TASK:
Scan the data below for the string "habits". Show every line where it turns up.

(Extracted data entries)

****************

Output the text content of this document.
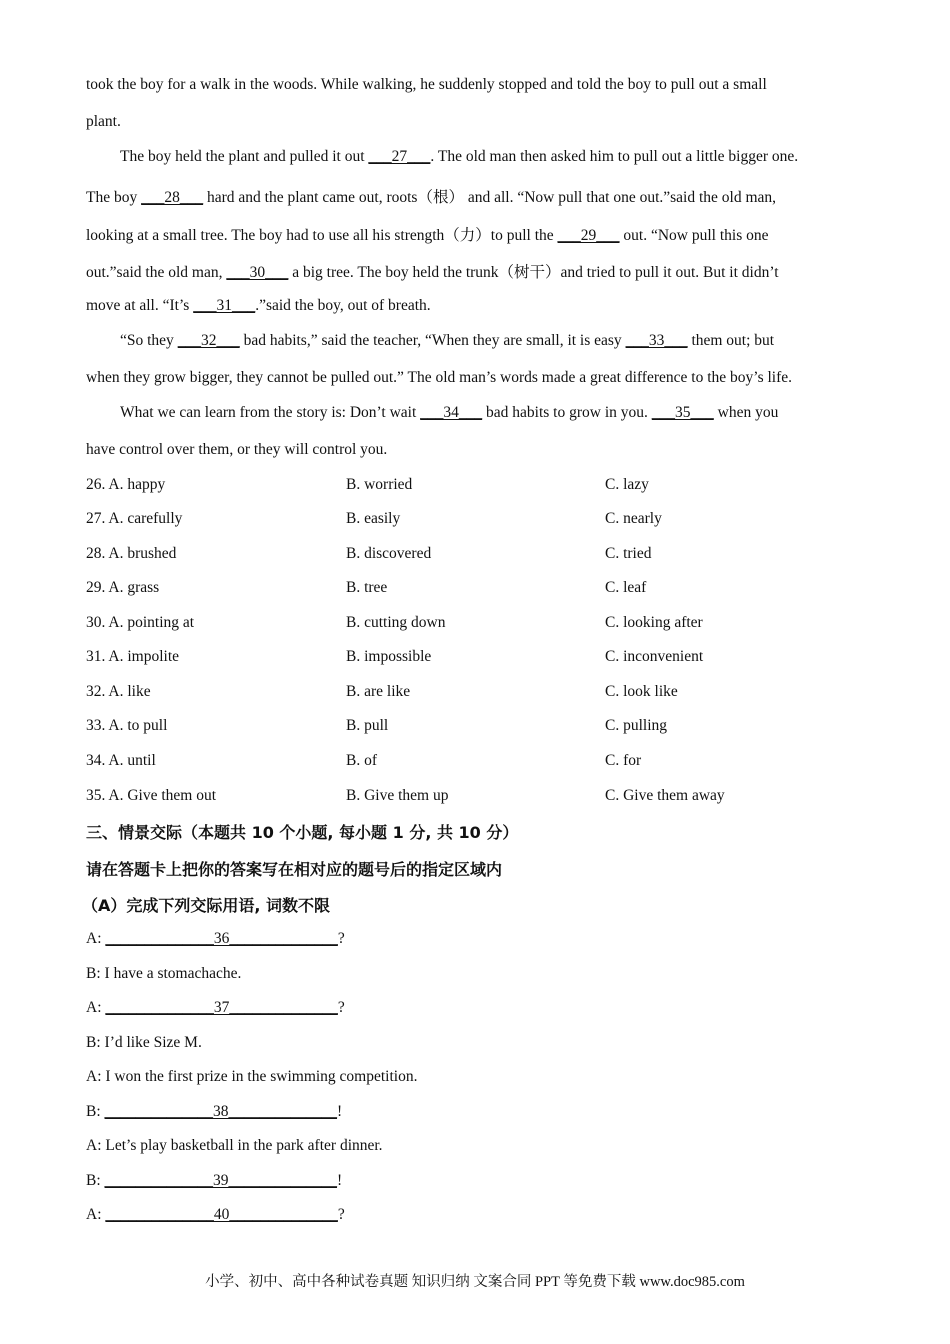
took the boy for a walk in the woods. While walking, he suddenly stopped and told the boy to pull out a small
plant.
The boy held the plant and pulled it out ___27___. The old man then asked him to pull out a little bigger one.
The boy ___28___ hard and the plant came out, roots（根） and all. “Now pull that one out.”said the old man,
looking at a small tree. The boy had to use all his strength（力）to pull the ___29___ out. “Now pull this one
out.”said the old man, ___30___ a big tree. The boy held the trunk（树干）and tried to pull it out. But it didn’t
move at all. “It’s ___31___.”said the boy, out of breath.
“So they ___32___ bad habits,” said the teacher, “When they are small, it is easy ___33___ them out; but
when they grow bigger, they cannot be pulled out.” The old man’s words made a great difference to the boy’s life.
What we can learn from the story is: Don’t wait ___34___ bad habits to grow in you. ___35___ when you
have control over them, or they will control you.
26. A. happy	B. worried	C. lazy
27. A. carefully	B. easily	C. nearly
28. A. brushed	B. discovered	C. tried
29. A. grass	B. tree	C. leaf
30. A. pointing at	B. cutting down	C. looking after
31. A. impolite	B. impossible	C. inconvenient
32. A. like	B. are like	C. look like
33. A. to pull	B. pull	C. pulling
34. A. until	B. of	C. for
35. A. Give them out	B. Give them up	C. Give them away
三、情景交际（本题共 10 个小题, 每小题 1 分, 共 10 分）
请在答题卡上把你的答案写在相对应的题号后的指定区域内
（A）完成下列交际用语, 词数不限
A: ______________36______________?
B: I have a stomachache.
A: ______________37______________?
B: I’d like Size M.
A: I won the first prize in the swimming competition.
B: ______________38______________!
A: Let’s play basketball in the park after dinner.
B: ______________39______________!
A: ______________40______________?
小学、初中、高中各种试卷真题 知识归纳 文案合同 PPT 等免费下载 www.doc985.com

****************

RESPONSE FOR THIS EXERCISE:
“So they ___32___ bad habits,” said the teacher, “When they are small, it is easy ___33___ them out; but
What we can learn from the story is: Don’t wait ___34___ bad habits to grow in you. ___35___ when you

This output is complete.